**ACTION ITEM A**
In the wireless integration article, where is Giga Information Group Inc. headquartered?
**ACTION ITEM B**
Please print the passage of the wireless integration article that starts with the words "SAN MATEO (07/07/2000)" and ends with "several different providers.".
**ACTION ITEM C**
List the groups that the wireless integration article says foresee the integration of wireless and back-office systems via the Web becoming the preferred way for mobile workers to do business.

**EXTRACT TO READ**
· · ·

Vendors Step Up Wireless Integration Work

SAN MATEO (07/07/2000) - Users, industry analysts, and vendors foresee the integration of wireless and back-office systems via the Web as quickly becoming the preferred way for mobile workers to do business. Unfortunately, that model usually requires a case-by-case approach that entails cobbling together solutions from several different providers.

But vendors are emerging to help organizations save a few steps in their wireless-to-back-end implementations. The newcomers will be fending off ERP (enterprise resource planning) and Web transaction server vendors who are very interested in providing customization because of the significant revenue opportunities, said Carl Zetie, an analyst at Giga Information Group Inc., headquartered in Cambridge, Massachusetts. "You have a spectrum of choices to tackle," he said.

· · ·

**Page segmentation data**

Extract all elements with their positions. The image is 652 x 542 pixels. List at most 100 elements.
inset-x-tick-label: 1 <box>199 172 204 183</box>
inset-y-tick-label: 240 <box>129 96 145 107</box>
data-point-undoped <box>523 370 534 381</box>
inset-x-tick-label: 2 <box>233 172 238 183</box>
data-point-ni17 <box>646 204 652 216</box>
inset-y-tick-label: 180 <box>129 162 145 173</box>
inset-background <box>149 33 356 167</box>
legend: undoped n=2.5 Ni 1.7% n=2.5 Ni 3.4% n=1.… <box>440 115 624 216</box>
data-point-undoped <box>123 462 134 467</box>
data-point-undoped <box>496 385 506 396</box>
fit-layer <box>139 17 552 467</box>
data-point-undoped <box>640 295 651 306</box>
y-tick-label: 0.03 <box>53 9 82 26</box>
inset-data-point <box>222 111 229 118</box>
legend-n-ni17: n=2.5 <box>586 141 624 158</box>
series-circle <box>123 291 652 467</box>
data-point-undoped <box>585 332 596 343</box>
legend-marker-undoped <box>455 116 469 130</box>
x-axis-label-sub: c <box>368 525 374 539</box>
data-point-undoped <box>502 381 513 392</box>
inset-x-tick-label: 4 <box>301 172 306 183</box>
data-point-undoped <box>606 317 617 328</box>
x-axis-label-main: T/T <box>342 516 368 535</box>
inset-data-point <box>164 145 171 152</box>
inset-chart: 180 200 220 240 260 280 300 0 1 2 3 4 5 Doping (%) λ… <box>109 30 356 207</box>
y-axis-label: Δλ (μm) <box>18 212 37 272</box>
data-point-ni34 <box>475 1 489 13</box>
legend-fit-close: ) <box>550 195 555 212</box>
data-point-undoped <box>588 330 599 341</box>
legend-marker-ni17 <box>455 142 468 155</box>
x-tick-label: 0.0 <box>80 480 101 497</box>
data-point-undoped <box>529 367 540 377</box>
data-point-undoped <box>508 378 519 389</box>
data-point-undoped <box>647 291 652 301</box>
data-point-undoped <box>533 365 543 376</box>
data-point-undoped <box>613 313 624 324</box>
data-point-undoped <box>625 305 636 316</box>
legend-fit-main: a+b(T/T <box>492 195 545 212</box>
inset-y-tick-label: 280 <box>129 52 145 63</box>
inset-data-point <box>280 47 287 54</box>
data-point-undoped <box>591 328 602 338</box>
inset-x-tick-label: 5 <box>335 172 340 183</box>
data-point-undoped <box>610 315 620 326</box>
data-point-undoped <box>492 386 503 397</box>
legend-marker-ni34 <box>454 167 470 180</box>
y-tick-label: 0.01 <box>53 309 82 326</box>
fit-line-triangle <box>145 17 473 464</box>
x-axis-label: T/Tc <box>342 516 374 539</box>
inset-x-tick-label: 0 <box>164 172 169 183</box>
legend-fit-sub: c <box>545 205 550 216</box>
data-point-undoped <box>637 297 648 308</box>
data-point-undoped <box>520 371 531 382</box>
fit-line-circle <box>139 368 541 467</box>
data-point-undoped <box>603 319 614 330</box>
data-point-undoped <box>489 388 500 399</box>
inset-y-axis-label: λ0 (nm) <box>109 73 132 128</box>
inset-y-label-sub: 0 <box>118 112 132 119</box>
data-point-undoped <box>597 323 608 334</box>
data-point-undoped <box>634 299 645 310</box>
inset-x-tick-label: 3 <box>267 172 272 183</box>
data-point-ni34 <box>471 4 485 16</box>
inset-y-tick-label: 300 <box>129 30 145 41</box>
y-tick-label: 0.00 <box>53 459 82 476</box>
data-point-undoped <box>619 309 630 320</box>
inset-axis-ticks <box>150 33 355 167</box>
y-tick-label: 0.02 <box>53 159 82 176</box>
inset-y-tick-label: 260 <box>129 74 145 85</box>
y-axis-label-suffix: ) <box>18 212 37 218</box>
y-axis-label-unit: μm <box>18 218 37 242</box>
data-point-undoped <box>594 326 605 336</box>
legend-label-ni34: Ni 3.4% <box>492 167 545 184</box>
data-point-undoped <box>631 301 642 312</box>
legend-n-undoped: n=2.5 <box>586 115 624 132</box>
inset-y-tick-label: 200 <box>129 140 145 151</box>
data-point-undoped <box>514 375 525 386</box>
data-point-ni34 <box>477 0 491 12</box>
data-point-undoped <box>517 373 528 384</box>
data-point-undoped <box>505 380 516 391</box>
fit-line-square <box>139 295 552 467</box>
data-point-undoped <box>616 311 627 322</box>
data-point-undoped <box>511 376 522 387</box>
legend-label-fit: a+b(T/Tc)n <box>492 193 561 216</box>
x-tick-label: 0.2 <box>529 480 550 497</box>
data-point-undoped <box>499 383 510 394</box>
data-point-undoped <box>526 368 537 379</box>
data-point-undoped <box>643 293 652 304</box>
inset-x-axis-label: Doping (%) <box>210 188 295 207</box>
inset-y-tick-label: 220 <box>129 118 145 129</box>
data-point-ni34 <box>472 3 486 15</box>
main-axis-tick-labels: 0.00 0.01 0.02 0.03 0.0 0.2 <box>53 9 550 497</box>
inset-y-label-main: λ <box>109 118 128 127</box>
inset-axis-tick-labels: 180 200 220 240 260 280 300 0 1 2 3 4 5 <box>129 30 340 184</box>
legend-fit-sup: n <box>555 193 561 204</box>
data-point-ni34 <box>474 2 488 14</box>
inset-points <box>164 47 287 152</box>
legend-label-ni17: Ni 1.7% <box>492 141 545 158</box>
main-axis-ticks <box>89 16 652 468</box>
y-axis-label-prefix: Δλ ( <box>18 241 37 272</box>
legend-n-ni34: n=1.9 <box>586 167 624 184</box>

· · ·

**TASK OUTPUT A**
Cambridge, Massachusetts.

**TASK OUTPUT B**
SAN MATEO (07/07/2000) - Users, industry analysts, and vendors foresee the integration of wireless and back-office systems via the Web as quickly becoming the preferred way for mobile workers to do business. Unfortunately, that model usually requires a case-by-case approach that entails cobbling together solutions from several different providers.

**TASK OUTPUT C**
Users, industry analysts, vendors